--- START Records for this task ---

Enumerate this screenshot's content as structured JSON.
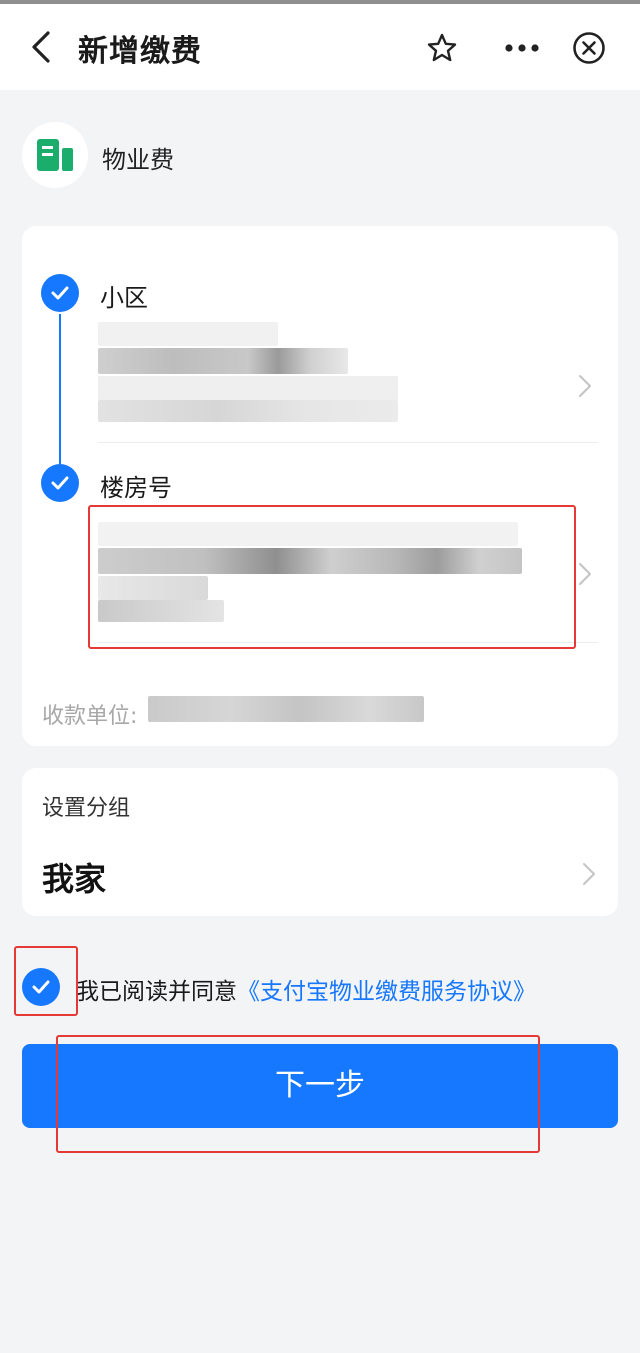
{
  "navbar": {
    "title": "新增缴费",
    "icons": [
      "back-arrow-icon",
      "star-icon",
      "more-dots-icon",
      "close-circle-icon"
    ]
  },
  "biller": {
    "name": "物业费",
    "icon": "building-icon",
    "icon_color": "#1aad6b"
  },
  "form": {
    "community_label": "小区",
    "building_label": "楼房号",
    "payee_label": "收款单位:"
  },
  "group": {
    "label": "设置分组",
    "value": "我家"
  },
  "agreement": {
    "prefix": "我已阅读并同意",
    "link": "《支付宝物业缴费服务协议》",
    "checked": true
  },
  "next_button": "下一步",
  "colors": {
    "accent": "#1677ff",
    "highlight_box": "#e53935",
    "background": "#f3f4f6"
  }
}
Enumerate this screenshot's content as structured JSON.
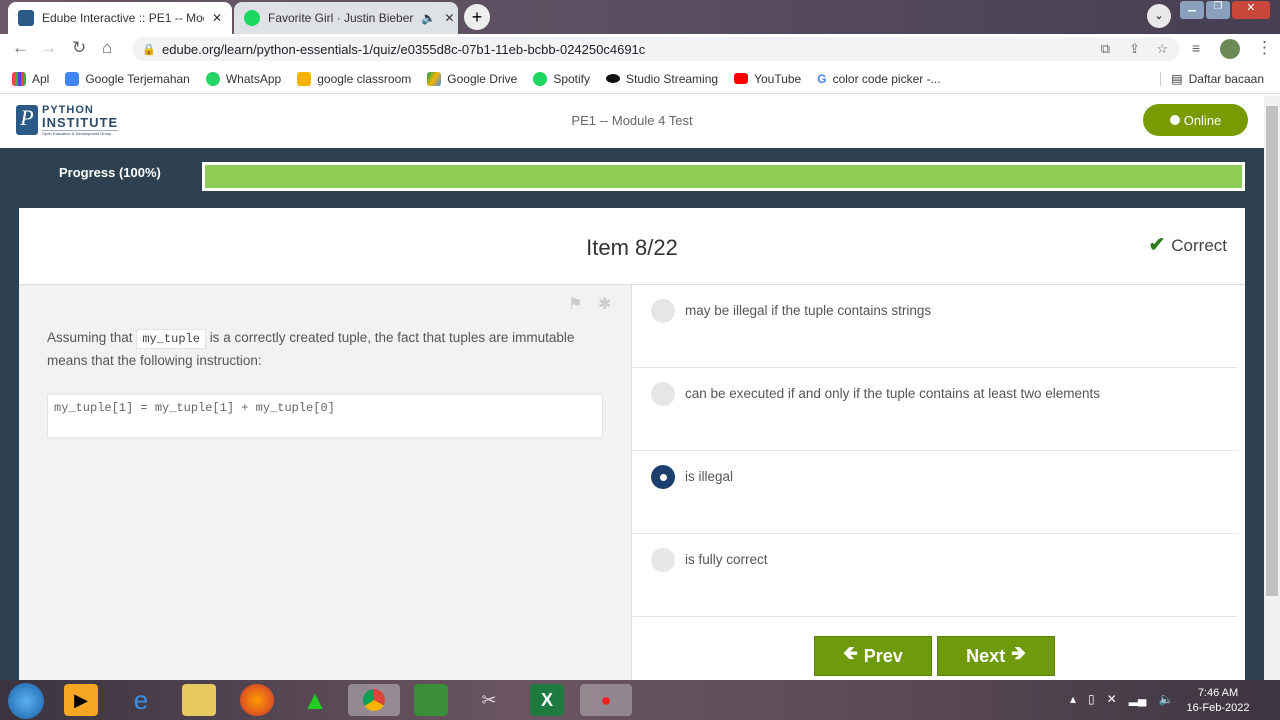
{
  "browser": {
    "tabs": [
      {
        "title": "Edube Interactive :: PE1 -- Modul",
        "active": true
      },
      {
        "title": "Favorite Girl · Justin Bieber",
        "active": false
      }
    ],
    "url": "edube.org/learn/python-essentials-1/quiz/e0355d8c-07b1-11eb-bcbb-024250c4691c",
    "bookmarks": [
      "Apl",
      "Google Terjemahan",
      "WhatsApp",
      "google classroom",
      "Google Drive",
      "Spotify",
      "Studio Streaming",
      "YouTube",
      "color code picker -..."
    ],
    "reading_list": "Daftar bacaan"
  },
  "site": {
    "logo_line1": "PYTHON",
    "logo_line2": "INSTITUTE",
    "logo_tagline": "Open Education & Development Group",
    "title": "PE1 -- Module 4 Test",
    "status": "Online"
  },
  "progress": {
    "label": "Progress (100%)",
    "value": 100,
    "color": "#8ecd55"
  },
  "item": {
    "label": "Item 8/22",
    "result": "Correct"
  },
  "question": {
    "before": "Assuming that",
    "code_inline": "my_tuple",
    "after": "is a correctly created tuple, the fact that tuples are immutable means that the following instruction:",
    "code": "my_tuple[1] = my_tuple[1] + my_tuple[0]"
  },
  "answers": [
    {
      "text": "may be illegal if the tuple contains strings",
      "selected": false
    },
    {
      "text": "can be executed if and only if the tuple contains at least two elements",
      "selected": false
    },
    {
      "text": "is illegal",
      "selected": true
    },
    {
      "text": "is fully correct",
      "selected": false
    }
  ],
  "nav": {
    "prev": "Prev",
    "next": "Next"
  },
  "taskbar": {
    "time": "7:46 AM",
    "date": "16-Feb-2022"
  },
  "colors": {
    "accent": "#7a9a01",
    "header_bg": "#2e4150",
    "selected_radio": "#1d3f6e",
    "correct": "#2e7d1a"
  }
}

--- END Records for this task ---

» Written exercise
Every entry must be written out exactly, with all pictures left out.

» Expected output
Enumerate this screenshot's content as structured JSON.
{
  "navbar": {
    "title": "新增缴费",
    "icons": [
      "back-arrow-icon",
      "star-icon",
      "more-dots-icon",
      "close-circle-icon"
    ]
  },
  "biller": {
    "name": "物业费",
    "icon": "building-icon",
    "icon_color": "#1aad6b"
  },
  "form": {
    "community_label": "小区",
    "building_label": "楼房号",
    "payee_label": "收款单位:"
  },
  "group": {
    "label": "设置分组",
    "value": "我家"
  },
  "agreement": {
    "prefix": "我已阅读并同意",
    "link": "《支付宝物业缴费服务协议》",
    "checked": true
  },
  "next_button": "下一步",
  "colors": {
    "accent": "#1677ff",
    "highlight_box": "#e53935",
    "background": "#f3f4f6"
  }
}
Enumerate this screenshot's content as structured JSON.
{
  "browser": {
    "tabs": [
      {
        "title": "Edube Interactive :: PE1 -- Modul",
        "active": true
      },
      {
        "title": "Favorite Girl · Justin Bieber",
        "active": false
      }
    ],
    "url": "edube.org/learn/python-essentials-1/quiz/e0355d8c-07b1-11eb-bcbb-024250c4691c",
    "bookmarks": [
      "Apl",
      "Google Terjemahan",
      "WhatsApp",
      "google classroom",
      "Google Drive",
      "Spotify",
      "Studio Streaming",
      "YouTube",
      "color code picker -..."
    ],
    "reading_list": "Daftar bacaan"
  },
  "site": {
    "logo_line1": "PYTHON",
    "logo_line2": "INSTITUTE",
    "logo_tagline": "Open Education & Development Group",
    "title": "PE1 -- Module 4 Test",
    "status": "Online"
  },
  "progress": {
    "label": "Progress (100%)",
    "value": 100,
    "color": "#8ecd55"
  },
  "item": {
    "label": "Item 8/22",
    "result": "Correct"
  },
  "question": {
    "before": "Assuming that",
    "code_inline": "my_tuple",
    "after": "is a correctly created tuple, the fact that tuples are immutable means that the following instruction:",
    "code": "my_tuple[1] = my_tuple[1] + my_tuple[0]"
  },
  "answers": [
    {
      "text": "may be illegal if the tuple contains strings",
      "selected": false
    },
    {
      "text": "can be executed if and only if the tuple contains at least two elements",
      "selected": false
    },
    {
      "text": "is illegal",
      "selected": true
    },
    {
      "text": "is fully correct",
      "selected": false
    }
  ],
  "nav": {
    "prev": "Prev",
    "next": "Next"
  },
  "taskbar": {
    "time": "7:46 AM",
    "date": "16-Feb-2022"
  },
  "colors": {
    "accent": "#7a9a01",
    "header_bg": "#2e4150",
    "selected_radio": "#1d3f6e",
    "correct": "#2e7d1a"
  }
}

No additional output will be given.